* [Things to do]:
1. Using the webcam troubleshooting thread, decide whether each statement agrees with it. Answer yes or no for each, and quote the exact words of the thread that settle it.
(a) The first poster has compiled the drivers as modules.
(b) Running cheese as superuser produced some console output.
(c) One reply says the driver side is fine because /dev/video0 already exists.
2. Continue the webcam troubleshooting thread from its last post.

* [Article]:

□ □ □

I now have compiled the drivers as modules. Still, no luck. I'm not sure what making sure the userspace software is working correctly entails. I do have USE="v4l". I've tried to capture through VLC as well, still no luck. I am in the video group.

Thanks

----------

## cach0rr0

try running cheese from the console and seeing if it spits out anything useful 

i dont have any real brilliant ideas, but heh, worth trying. 

As you already have /dev/video0 the driver side of things is fine.

----------

## ISHAIM

There is no console output whatsoever from running cheese from the console. Not even from running cheese as superuser.

----------

## SDNick484

Was this issue ever solved?  Coincidentally, I too just found my old Easy PC Camera that I got for free somewhere.  I seem to recall using it in Linux years ago, but I can't get it working now.

□ □ □

* [Data entries]:
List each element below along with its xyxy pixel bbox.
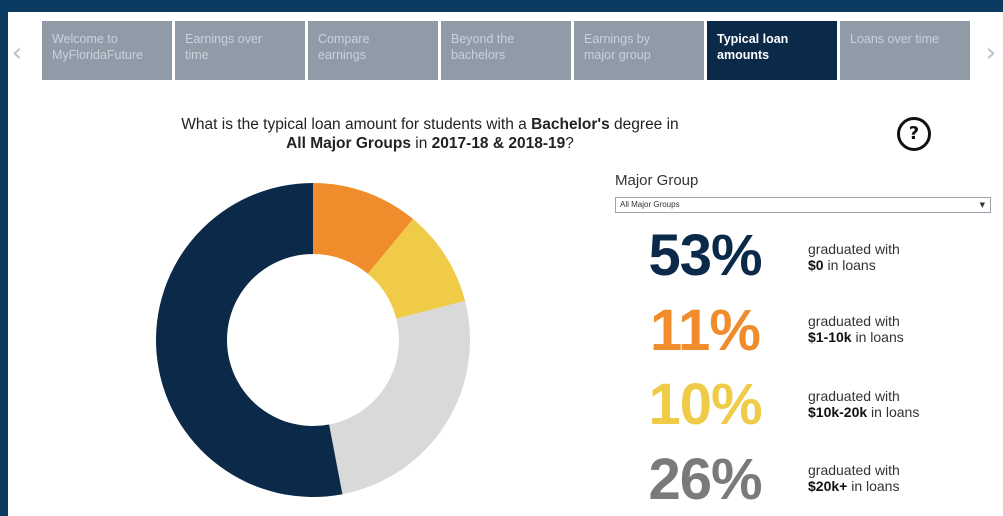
- donut-slice-0[interactable]: [155, 183, 343, 497]
- question-text: ?: [565, 135, 574, 152]
- tab-earnings-over-time[interactable]: Earnings over time: [175, 21, 305, 80]
- stat-amount: $0: [808, 257, 824, 273]
- question-degree: Bachelor's: [531, 116, 610, 133]
- stat-desc-1-10k: graduated with $1-10k in loans: [808, 313, 904, 345]
- stat-line: graduated with: [808, 462, 900, 478]
- tab-label: Earnings over: [185, 32, 263, 46]
- major-group-label: Major Group: [615, 172, 699, 189]
- tab-label: major group: [584, 48, 651, 62]
- stat-suffix: in loans: [847, 478, 900, 494]
- tab-compare-earnings[interactable]: Compare earnings: [308, 21, 438, 80]
- question-text: degree in: [609, 116, 679, 133]
- donut-slice-1-10k[interactable]: [313, 183, 414, 274]
- stat-desc-10k-20k: graduated with $10k-20k in loans: [808, 388, 919, 420]
- tab-label: Typical loan: [717, 32, 789, 46]
- stat-amount: $10k-20k: [808, 404, 868, 420]
- tab-bar: Welcome to MyFloridaFuture Earnings over…: [42, 21, 970, 80]
- tab-welcome[interactable]: Welcome to MyFloridaFuture: [42, 21, 172, 80]
- stat-pct-20k-plus: 26%: [648, 447, 762, 512]
- stat-pct-zero: 53%: [648, 223, 762, 288]
- stat-desc-zero: graduated with $0 in loans: [808, 241, 900, 273]
- stat-amount: $1-10k: [808, 329, 852, 345]
- stat-amount: $20k+: [808, 478, 848, 494]
- question-text: What is the typical loan amount for stud…: [181, 116, 532, 133]
- tab-label: Beyond the: [451, 32, 515, 46]
- caret-down-icon: ▼: [979, 201, 985, 209]
- tab-label: Loans over time: [850, 32, 939, 46]
- stat-pct-10k-20k: 10%: [648, 372, 762, 437]
- content-panel: [8, 12, 1003, 516]
- tab-beyond-bachelors[interactable]: Beyond the bachelors: [441, 21, 571, 80]
- chart-question: What is the typical loan amount for stud…: [110, 115, 750, 153]
- tab-label: Compare: [318, 32, 370, 46]
- stat-suffix: in loans: [867, 404, 920, 420]
- donut-slice-20k[interactable]: [329, 300, 471, 495]
- question-text: in: [410, 135, 432, 152]
- question-group: All Major Groups: [286, 135, 411, 152]
- stat-line: graduated with: [808, 313, 900, 329]
- major-group-select[interactable]: All Major Groups ▼: [615, 197, 991, 213]
- tab-label: MyFloridaFuture: [52, 48, 143, 62]
- stat-line: graduated with: [808, 388, 900, 404]
- stat-pct-1-10k: 11%: [650, 298, 761, 363]
- donut-slice-10k-20k[interactable]: [367, 219, 466, 319]
- stat-line: graduated with: [808, 241, 900, 257]
- tab-label: time: [185, 48, 209, 62]
- tab-typical-loan-amounts[interactable]: Typical loan amounts: [707, 21, 837, 80]
- tab-earnings-by-major-group[interactable]: Earnings by major group: [574, 21, 704, 80]
- tab-label: amounts: [717, 48, 770, 62]
- tab-label: earnings: [318, 48, 366, 62]
- tab-label: Welcome to: [52, 32, 118, 46]
- stat-desc-20k-plus: graduated with $20k+ in loans: [808, 462, 900, 494]
- chevron-right-icon[interactable]: ›: [985, 38, 997, 68]
- question-years: 2017-18 & 2018-19: [431, 135, 566, 152]
- chevron-left-icon[interactable]: ‹: [11, 38, 23, 68]
- tab-label: bachelors: [451, 48, 506, 62]
- tab-label: Earnings by: [584, 32, 651, 46]
- stat-suffix: in loans: [851, 329, 904, 345]
- major-group-selected: All Major Groups: [620, 200, 680, 209]
- tab-loans-over-time[interactable]: Loans over time: [840, 21, 970, 80]
- help-icon[interactable]: ?: [897, 117, 931, 151]
- stat-suffix: in loans: [823, 257, 876, 273]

□ □ □

* [Responses for each task]:
1.
(a) Yes: "I now have compiled the drivers as modules."
(b) No: "There is no console output whatsoever from running cheese from the console. Not even from running cheese as superuser."
(c) Yes: "As you already have /dev/video0 the driver side of things is fine."

2.
EDIT: I've gotten skype to work via the 508 module and using " bash -c 'LD_PRELOAD=/usr/lib32/libv4l/v4l1compat.so skype' " which I  got from https://help.ubuntu.com/community/Webcam.  However the other apps I've tried don't seem to respond even when invoking the compat library.

EDIT2: I was able to get vlc to work via "LD_PRELOAD=/usr/lib32/libv4l/v4l1compat.so  vlc".  It's built with both the libv4l2 & v4l2 use flags.

----------

## ISHAIM

Thanks a lot   :Cool:  , I was able to get the webcam working in vlc with 'LD_PRELOAD=/usr/lib32/libv4l/v4l1compat.so vlc', however the video stream has a bluish tint and is really laggy. At least I know it's working.

I am using the regular v4l USE flag, should I not? Is it deprecated?

Still nothing in cheese either.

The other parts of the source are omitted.